··· DATA ENTRIES ···

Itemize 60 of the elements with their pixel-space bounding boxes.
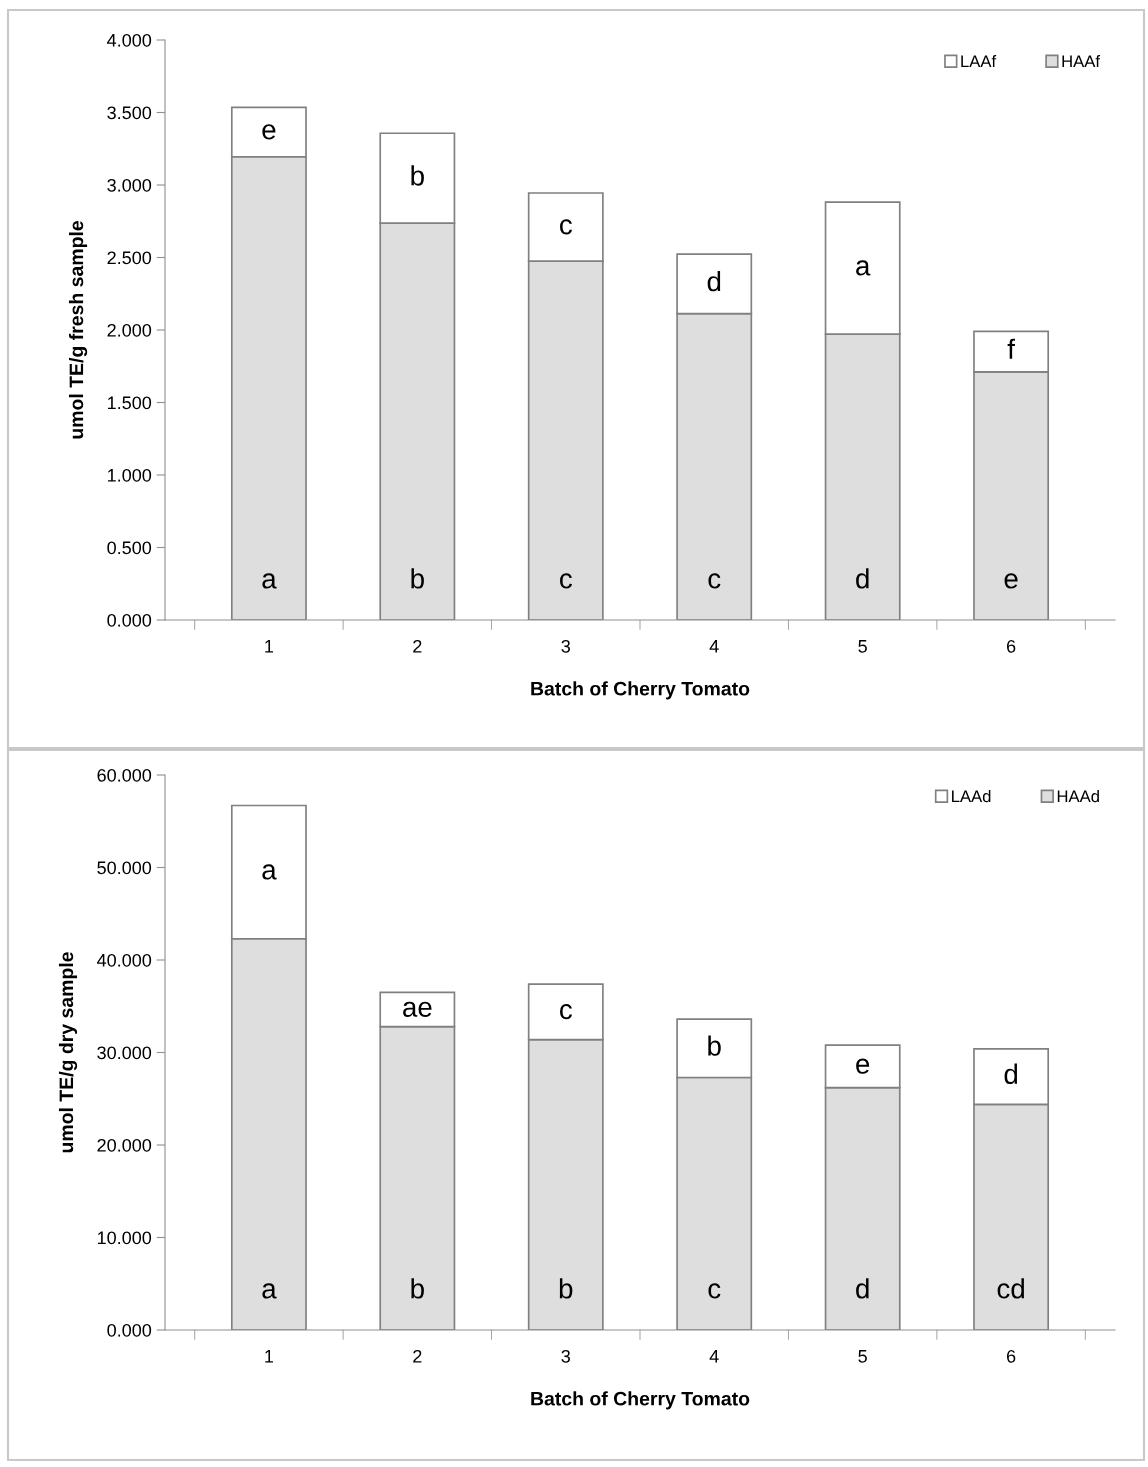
x-tick-label: 5 (858, 1350, 867, 1363)
x-axis-title: Batch of Cherry Tomato (531, 1391, 750, 1410)
x-tick-label: 3 (561, 639, 571, 653)
y-tick-label: 20.000 (97, 1138, 152, 1152)
annotation: d (856, 568, 869, 589)
legend-label: HAAf (1062, 55, 1101, 68)
annotation: a (262, 573, 277, 589)
y-tick-label: 10.000 (97, 1231, 152, 1245)
annotation: d (707, 270, 721, 292)
annotation: e (262, 124, 276, 140)
x-tick-label: 2 (413, 1349, 422, 1363)
annotation: cd (997, 1278, 1024, 1299)
legend-label: HAAd (1057, 790, 1099, 803)
annotation: c (560, 573, 572, 589)
y-axis-title: umol TE/g dry sample (58, 952, 78, 1153)
annotation: c (708, 1283, 721, 1299)
y-tick-label: 3.500 (107, 106, 152, 120)
y-tick-label: 0.000 (107, 1323, 152, 1337)
legend-label: LAAf (961, 55, 997, 68)
y-tick-label: 0.500 (107, 541, 152, 555)
annotation: f (1007, 338, 1015, 359)
x-tick-label: 4 (709, 1350, 719, 1363)
x-tick-label: 1 (265, 1350, 274, 1363)
y-tick-label: 50.000 (97, 861, 152, 875)
y-tick-label: 0.000 (107, 613, 152, 627)
annotation: ae (403, 1001, 432, 1017)
y-tick-label: 60.000 (97, 768, 152, 782)
y-tick-label: 30.000 (97, 1046, 152, 1060)
x-tick-label: 1 (265, 640, 274, 653)
y-tick-label: 40.000 (97, 953, 152, 967)
annotation: d (1004, 1063, 1018, 1085)
annotation: a (262, 864, 277, 880)
annotation: c (708, 573, 721, 589)
annotation: b (708, 1035, 721, 1056)
x-tick-label: 2 (413, 639, 422, 653)
x-tick-label: 6 (1006, 639, 1016, 653)
y-tick-label: 2.500 (107, 251, 152, 265)
annotation: c (560, 219, 572, 235)
y-axis-title: umol TE/g fresh sample (68, 220, 88, 439)
annotation: e (1004, 573, 1018, 589)
x-tick-label: 3 (561, 1349, 571, 1363)
annotation: a (856, 260, 871, 276)
annotation: e (856, 1058, 870, 1074)
y-tick-label: 4.000 (107, 33, 152, 47)
annotation: c (560, 1004, 572, 1020)
annotation: b (559, 1278, 573, 1299)
annotation: a (262, 1283, 277, 1299)
annotation: b (411, 568, 424, 589)
y-tick-label: 2.000 (107, 323, 152, 337)
legend-label: LAAd (952, 790, 991, 803)
annotation: d (856, 1278, 869, 1299)
x-axis-title: Batch of Cherry Tomato (531, 681, 750, 700)
annotation: b (411, 165, 424, 186)
y-tick-label: 3.000 (107, 178, 152, 192)
y-tick-label: 1.000 (108, 468, 152, 482)
x-tick-label: 6 (1006, 1349, 1016, 1363)
x-tick-label: 5 (858, 640, 867, 653)
x-tick-label: 4 (709, 640, 719, 653)
y-tick-label: 1.500 (108, 396, 152, 410)
annotation: b (411, 1278, 424, 1299)
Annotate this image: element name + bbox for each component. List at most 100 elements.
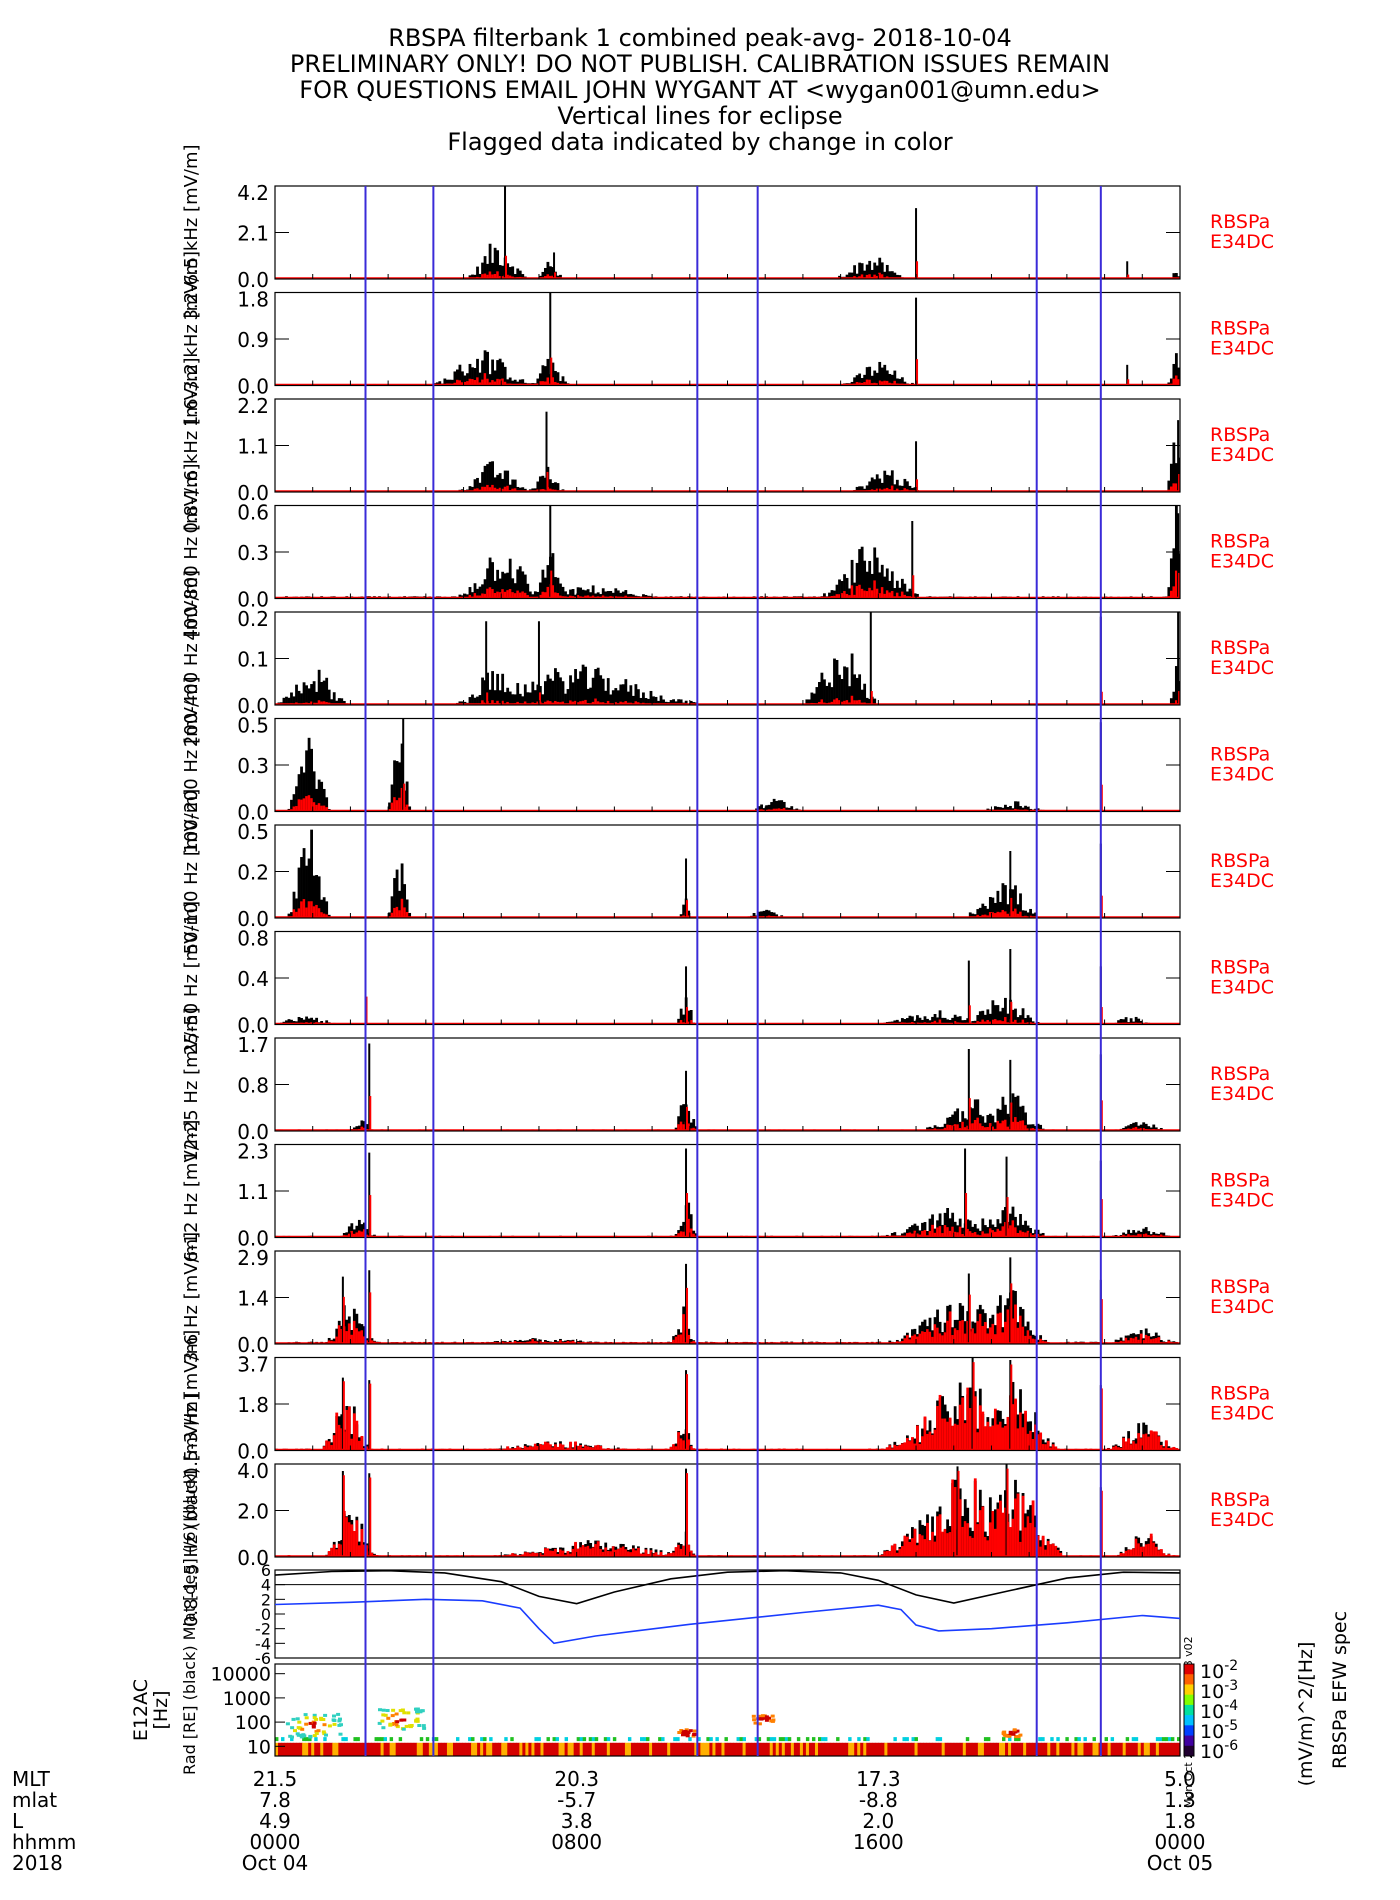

···

Copy out the lines of the items word for word, starting with the line that contains "x-tick-label: 5 (858, 1350, 867, 1363)" and ending after the line that contains "annotation: b (411, 568, 424, 589)".

x-tick-label: 5 (858, 1350, 867, 1363)
x-axis-title: Batch of Cherry Tomato (531, 1391, 750, 1410)
x-tick-label: 3 (561, 639, 571, 653)
y-tick-label: 20.000 (97, 1138, 152, 1152)
annotation: d (856, 568, 869, 589)
legend-label: HAAf (1062, 55, 1101, 68)
annotation: a (262, 573, 277, 589)
y-tick-label: 10.000 (97, 1231, 152, 1245)
annotation: d (707, 270, 721, 292)
annotation: e (262, 124, 276, 140)
x-tick-label: 2 (413, 1349, 422, 1363)
annotation: cd (997, 1278, 1024, 1299)
legend-label: HAAd (1057, 790, 1099, 803)
annotation: c (560, 573, 572, 589)
y-axis-title: umol TE/g dry sample (58, 952, 78, 1153)
annotation: c (708, 1283, 721, 1299)
y-tick-label: 3.500 (107, 106, 152, 120)
y-tick-label: 0.000 (107, 1323, 152, 1337)
legend-label: LAAf (961, 55, 997, 68)
y-tick-label: 0.500 (107, 541, 152, 555)
annotation: f (1007, 338, 1015, 359)
x-tick-label: 4 (709, 1350, 719, 1363)
x-tick-label: 1 (265, 1350, 274, 1363)
y-tick-label: 50.000 (97, 861, 152, 875)
y-tick-label: 0.000 (107, 613, 152, 627)
annotation: ae (403, 1001, 432, 1017)
y-tick-label: 60.000 (97, 768, 152, 782)
y-tick-label: 30.000 (97, 1046, 152, 1060)
x-tick-label: 1 (265, 640, 274, 653)
y-tick-label: 40.000 (97, 953, 152, 967)
annotation: d (1004, 1063, 1018, 1085)
annotation: a (262, 864, 277, 880)
annotation: c (708, 573, 721, 589)
annotation: b (708, 1035, 721, 1056)
x-tick-label: 2 (413, 639, 422, 653)
x-tick-label: 6 (1006, 639, 1016, 653)
y-tick-label: 2.500 (107, 251, 152, 265)
annotation: c (560, 219, 572, 235)
y-axis-title: umol TE/g fresh sample (68, 220, 88, 439)
annotation: e (1004, 573, 1018, 589)
x-tick-label: 3 (561, 1349, 571, 1363)
annotation: a (856, 260, 871, 276)
annotation: e (856, 1058, 870, 1074)
y-tick-label: 4.000 (107, 33, 152, 47)
annotation: c (560, 1004, 572, 1020)
annotation: b (559, 1278, 573, 1299)
annotation: a (262, 1283, 277, 1299)
annotation: b (411, 568, 424, 589)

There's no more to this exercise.